» **Goal of the exercise**: Return every entry exactly.

[Figure record extracts]
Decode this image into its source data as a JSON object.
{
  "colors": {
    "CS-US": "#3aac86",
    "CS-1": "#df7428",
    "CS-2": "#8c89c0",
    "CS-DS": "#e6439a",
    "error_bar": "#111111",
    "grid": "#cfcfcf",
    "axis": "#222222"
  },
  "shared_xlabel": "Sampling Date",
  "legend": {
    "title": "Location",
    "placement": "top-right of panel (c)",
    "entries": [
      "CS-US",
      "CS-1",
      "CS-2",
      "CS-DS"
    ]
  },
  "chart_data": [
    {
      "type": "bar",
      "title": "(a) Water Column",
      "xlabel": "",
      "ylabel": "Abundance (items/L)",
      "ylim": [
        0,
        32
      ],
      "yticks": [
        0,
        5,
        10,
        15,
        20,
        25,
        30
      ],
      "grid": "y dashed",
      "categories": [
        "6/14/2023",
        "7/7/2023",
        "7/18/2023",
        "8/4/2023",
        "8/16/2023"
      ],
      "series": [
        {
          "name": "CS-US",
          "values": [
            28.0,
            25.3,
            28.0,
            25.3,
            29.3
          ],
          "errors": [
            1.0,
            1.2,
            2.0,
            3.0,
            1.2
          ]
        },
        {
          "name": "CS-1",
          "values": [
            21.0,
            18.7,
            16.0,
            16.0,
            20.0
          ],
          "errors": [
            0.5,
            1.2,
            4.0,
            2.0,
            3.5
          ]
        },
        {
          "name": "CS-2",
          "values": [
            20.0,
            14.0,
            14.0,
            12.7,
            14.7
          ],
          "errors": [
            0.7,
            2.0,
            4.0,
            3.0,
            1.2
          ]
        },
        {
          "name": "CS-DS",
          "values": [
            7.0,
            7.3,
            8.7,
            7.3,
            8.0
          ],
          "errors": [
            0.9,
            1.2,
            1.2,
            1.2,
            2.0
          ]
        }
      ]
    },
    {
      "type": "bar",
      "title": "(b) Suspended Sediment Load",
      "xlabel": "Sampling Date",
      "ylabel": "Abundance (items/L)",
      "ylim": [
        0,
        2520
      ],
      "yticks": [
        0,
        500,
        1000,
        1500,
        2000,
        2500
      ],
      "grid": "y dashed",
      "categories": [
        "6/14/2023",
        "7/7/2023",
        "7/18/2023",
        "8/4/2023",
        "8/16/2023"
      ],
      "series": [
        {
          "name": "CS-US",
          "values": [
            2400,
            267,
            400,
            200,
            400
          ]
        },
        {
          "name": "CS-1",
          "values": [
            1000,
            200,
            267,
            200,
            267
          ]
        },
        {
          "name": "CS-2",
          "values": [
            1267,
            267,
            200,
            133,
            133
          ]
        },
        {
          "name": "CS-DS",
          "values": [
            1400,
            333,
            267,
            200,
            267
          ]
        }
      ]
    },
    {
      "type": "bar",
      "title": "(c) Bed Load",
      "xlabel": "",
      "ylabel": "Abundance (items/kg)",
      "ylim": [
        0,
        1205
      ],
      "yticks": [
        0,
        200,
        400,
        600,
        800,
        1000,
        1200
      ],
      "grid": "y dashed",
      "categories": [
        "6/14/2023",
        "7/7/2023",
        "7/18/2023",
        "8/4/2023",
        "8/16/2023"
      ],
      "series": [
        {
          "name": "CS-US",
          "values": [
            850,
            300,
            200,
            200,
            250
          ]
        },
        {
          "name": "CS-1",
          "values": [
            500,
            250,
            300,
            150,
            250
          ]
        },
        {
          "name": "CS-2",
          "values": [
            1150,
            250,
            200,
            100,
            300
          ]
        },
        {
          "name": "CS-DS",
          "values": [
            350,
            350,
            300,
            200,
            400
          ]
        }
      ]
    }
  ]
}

» **Correct answer**:
Decode this image into its source data as a JSON object.
{
  "colors": {
    "CS-US": "#3aac86",
    "CS-1": "#df7428",
    "CS-2": "#8c89c0",
    "CS-DS": "#e6439a",
    "error_bar": "#111111",
    "grid": "#cfcfcf",
    "axis": "#222222"
  },
  "shared_xlabel": "Sampling Date",
  "legend": {
    "title": "Location",
    "placement": "top-right of panel (c)",
    "entries": [
      "CS-US",
      "CS-1",
      "CS-2",
      "CS-DS"
    ]
  },
  "chart_data": [
    {
      "type": "bar",
      "title": "(a) Water Column",
      "xlabel": "",
      "ylabel": "Abundance (items/L)",
      "ylim": [
        0,
        32
      ],
      "yticks": [
        0,
        5,
        10,
        15,
        20,
        25,
        30
      ],
      "grid": "y dashed",
      "categories": [
        "6/14/2023",
        "7/7/2023",
        "7/18/2023",
        "8/4/2023",
        "8/16/2023"
      ],
      "series": [
        {
          "name": "CS-US",
          "values": [
            28.0,
            25.3,
            28.0,
            25.3,
            29.3
          ],
          "errors": [
            1.0,
            1.2,
            2.0,
            3.0,
            1.2
          ]
        },
        {
          "name": "CS-1",
          "values": [
            21.0,
            18.7,
            16.0,
            16.0,
            20.0
          ],
          "errors": [
            0.5,
            1.2,
            4.0,
            2.0,
            3.5
          ]
        },
        {
          "name": "CS-2",
          "values": [
            20.0,
            14.0,
            14.0,
            12.7,
            14.7
          ],
          "errors": [
            0.7,
            2.0,
            4.0,
            3.0,
            1.2
          ]
        },
        {
          "name": "CS-DS",
          "values": [
            7.0,
            7.3,
            8.7,
            7.3,
            8.0
          ],
          "errors": [
            0.9,
            1.2,
            1.2,
            1.2,
            2.0
          ]
        }
      ]
    },
    {
      "type": "bar",
      "title": "(b) Suspended Sediment Load",
      "xlabel": "Sampling Date",
      "ylabel": "Abundance (items/L)",
      "ylim": [
        0,
        2520
      ],
      "yticks": [
        0,
        500,
        1000,
        1500,
        2000,
        2500
      ],
      "grid": "y dashed",
      "categories": [
        "6/14/2023",
        "7/7/2023",
        "7/18/2023",
        "8/4/2023",
        "8/16/2023"
      ],
      "series": [
        {
          "name": "CS-US",
          "values": [
            2400,
            267,
            400,
            200,
            400
          ]
        },
        {
          "name": "CS-1",
          "values": [
            1000,
            200,
            267,
            200,
            267
          ]
        },
        {
          "name": "CS-2",
          "values": [
            1267,
            267,
            200,
            133,
            133
          ]
        },
        {
          "name": "CS-DS",
          "values": [
            1400,
            333,
            267,
            200,
            267
          ]
        }
      ]
    },
    {
      "type": "bar",
      "title": "(c) Bed Load",
      "xlabel": "",
      "ylabel": "Abundance (items/kg)",
      "ylim": [
        0,
        1205
      ],
      "yticks": [
        0,
        200,
        400,
        600,
        800,
        1000,
        1200
      ],
      "grid": "y dashed",
      "categories": [
        "6/14/2023",
        "7/7/2023",
        "7/18/2023",
        "8/4/2023",
        "8/16/2023"
      ],
      "series": [
        {
          "name": "CS-US",
          "values": [
            850,
            300,
            200,
            200,
            250
          ]
        },
        {
          "name": "CS-1",
          "values": [
            500,
            250,
            300,
            150,
            250
          ]
        },
        {
          "name": "CS-2",
          "values": [
            1150,
            250,
            200,
            100,
            300
          ]
        },
        {
          "name": "CS-DS",
          "values": [
            350,
            350,
            300,
            200,
            400
          ]
        }
      ]
    }
  ]
}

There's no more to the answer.